*WRITTEN EXERCISE*
Switch "chevron-right-icon" to "arrow-right-icon" in the records, from the first line through the line with "chevron-right-icon: › bbox=[1636, 745, 1641, 759]", and give those lines again with nothing else changed.
—————
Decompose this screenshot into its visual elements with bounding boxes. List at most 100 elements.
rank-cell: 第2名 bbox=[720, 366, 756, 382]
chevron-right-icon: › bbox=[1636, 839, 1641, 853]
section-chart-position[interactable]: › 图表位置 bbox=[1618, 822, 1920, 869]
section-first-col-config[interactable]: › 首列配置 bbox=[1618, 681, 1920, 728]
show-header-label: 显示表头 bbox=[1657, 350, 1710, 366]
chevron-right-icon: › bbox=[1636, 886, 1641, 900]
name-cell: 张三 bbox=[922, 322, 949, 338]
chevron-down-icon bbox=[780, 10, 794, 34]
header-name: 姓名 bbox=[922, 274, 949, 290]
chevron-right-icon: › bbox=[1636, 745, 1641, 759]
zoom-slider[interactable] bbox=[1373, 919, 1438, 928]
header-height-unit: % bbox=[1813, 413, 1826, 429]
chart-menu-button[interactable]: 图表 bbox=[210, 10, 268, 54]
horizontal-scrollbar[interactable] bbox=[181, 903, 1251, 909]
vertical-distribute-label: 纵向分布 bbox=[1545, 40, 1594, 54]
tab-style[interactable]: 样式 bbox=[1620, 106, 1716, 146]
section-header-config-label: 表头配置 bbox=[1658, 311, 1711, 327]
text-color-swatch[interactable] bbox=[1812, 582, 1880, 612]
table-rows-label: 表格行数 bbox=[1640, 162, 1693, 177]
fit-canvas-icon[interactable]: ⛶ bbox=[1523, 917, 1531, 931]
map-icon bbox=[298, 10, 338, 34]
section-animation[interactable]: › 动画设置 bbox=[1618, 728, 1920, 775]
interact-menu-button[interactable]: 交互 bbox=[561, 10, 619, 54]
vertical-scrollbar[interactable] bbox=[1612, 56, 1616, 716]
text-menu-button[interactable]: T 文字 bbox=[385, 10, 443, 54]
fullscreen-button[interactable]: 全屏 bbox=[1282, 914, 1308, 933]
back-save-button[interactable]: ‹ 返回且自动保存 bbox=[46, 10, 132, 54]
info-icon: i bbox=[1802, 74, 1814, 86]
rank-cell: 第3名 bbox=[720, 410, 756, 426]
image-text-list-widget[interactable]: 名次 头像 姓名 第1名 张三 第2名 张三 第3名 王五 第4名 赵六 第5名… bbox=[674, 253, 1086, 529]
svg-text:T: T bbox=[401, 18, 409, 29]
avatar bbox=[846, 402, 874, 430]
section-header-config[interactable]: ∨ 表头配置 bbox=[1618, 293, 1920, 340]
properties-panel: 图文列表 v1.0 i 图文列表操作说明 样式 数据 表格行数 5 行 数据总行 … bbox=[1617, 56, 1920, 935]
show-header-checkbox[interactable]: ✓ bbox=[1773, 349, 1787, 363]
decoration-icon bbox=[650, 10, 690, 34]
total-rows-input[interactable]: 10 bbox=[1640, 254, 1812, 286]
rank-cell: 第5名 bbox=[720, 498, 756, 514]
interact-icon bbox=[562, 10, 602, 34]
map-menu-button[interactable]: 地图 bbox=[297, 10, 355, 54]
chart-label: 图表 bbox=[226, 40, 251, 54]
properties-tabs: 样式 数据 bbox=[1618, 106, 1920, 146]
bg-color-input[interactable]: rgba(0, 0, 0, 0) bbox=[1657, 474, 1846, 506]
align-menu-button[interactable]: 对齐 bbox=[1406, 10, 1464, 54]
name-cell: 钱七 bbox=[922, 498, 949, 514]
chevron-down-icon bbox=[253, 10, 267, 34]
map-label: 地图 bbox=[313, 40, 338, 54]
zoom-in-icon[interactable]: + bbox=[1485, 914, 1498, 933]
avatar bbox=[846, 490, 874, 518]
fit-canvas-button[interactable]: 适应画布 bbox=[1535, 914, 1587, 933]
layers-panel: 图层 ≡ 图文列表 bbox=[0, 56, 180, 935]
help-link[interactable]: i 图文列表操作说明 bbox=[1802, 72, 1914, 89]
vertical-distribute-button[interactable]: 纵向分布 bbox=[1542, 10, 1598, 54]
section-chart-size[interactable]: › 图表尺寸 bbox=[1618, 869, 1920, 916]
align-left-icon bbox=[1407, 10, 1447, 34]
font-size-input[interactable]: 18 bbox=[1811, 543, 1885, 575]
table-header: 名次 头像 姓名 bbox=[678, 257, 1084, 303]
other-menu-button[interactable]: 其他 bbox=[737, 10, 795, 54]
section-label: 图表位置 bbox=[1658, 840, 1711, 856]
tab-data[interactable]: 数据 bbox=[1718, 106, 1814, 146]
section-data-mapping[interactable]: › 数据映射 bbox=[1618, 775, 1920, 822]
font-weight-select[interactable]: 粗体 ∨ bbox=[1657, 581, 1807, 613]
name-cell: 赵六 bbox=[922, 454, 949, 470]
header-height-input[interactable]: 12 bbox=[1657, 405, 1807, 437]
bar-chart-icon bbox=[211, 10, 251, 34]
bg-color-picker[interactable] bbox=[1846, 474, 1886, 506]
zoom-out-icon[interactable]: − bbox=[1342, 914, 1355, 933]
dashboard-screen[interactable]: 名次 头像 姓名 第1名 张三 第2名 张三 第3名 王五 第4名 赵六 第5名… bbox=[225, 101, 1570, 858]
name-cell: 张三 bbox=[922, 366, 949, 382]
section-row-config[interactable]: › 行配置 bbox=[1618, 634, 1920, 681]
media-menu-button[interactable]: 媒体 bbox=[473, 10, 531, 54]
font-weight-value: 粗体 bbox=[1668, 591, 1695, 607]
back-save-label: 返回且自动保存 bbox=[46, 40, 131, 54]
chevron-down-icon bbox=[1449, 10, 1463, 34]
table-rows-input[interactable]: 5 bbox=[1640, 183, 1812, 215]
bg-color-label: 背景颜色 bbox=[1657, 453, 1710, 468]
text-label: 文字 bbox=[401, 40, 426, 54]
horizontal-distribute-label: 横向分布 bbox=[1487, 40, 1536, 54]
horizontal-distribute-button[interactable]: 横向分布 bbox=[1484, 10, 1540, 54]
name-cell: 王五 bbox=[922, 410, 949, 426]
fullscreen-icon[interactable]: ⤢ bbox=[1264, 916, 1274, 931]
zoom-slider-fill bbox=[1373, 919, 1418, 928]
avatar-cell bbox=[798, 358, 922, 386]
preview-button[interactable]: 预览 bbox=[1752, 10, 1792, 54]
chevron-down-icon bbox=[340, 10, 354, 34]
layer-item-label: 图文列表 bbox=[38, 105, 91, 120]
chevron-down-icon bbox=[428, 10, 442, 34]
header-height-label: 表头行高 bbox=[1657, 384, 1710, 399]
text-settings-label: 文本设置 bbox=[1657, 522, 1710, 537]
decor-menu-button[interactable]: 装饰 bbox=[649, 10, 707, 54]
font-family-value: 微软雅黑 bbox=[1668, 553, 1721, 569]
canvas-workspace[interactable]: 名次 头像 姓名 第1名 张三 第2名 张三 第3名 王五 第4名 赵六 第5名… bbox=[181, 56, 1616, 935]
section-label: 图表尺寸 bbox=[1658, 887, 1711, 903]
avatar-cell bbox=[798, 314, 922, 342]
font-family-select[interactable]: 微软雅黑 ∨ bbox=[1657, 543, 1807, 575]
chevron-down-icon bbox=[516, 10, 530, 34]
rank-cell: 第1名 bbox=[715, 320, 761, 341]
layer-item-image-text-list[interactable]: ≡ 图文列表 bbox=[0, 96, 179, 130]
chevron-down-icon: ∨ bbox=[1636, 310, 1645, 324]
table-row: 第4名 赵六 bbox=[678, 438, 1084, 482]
—————
*ANSWER FOR THE TASK*
Decompose this screenshot into its visual elements with bounding boxes. List at most 100 elements.
rank-cell: 第2名 bbox=[720, 366, 756, 382]
arrow-right-icon: › bbox=[1636, 839, 1641, 853]
section-chart-position[interactable]: › 图表位置 bbox=[1618, 822, 1920, 869]
section-first-col-config[interactable]: › 首列配置 bbox=[1618, 681, 1920, 728]
show-header-label: 显示表头 bbox=[1657, 350, 1710, 366]
arrow-right-icon: › bbox=[1636, 886, 1641, 900]
name-cell: 张三 bbox=[922, 322, 949, 338]
chevron-down-icon bbox=[780, 10, 794, 34]
header-name: 姓名 bbox=[922, 274, 949, 290]
arrow-right-icon: › bbox=[1636, 745, 1641, 759]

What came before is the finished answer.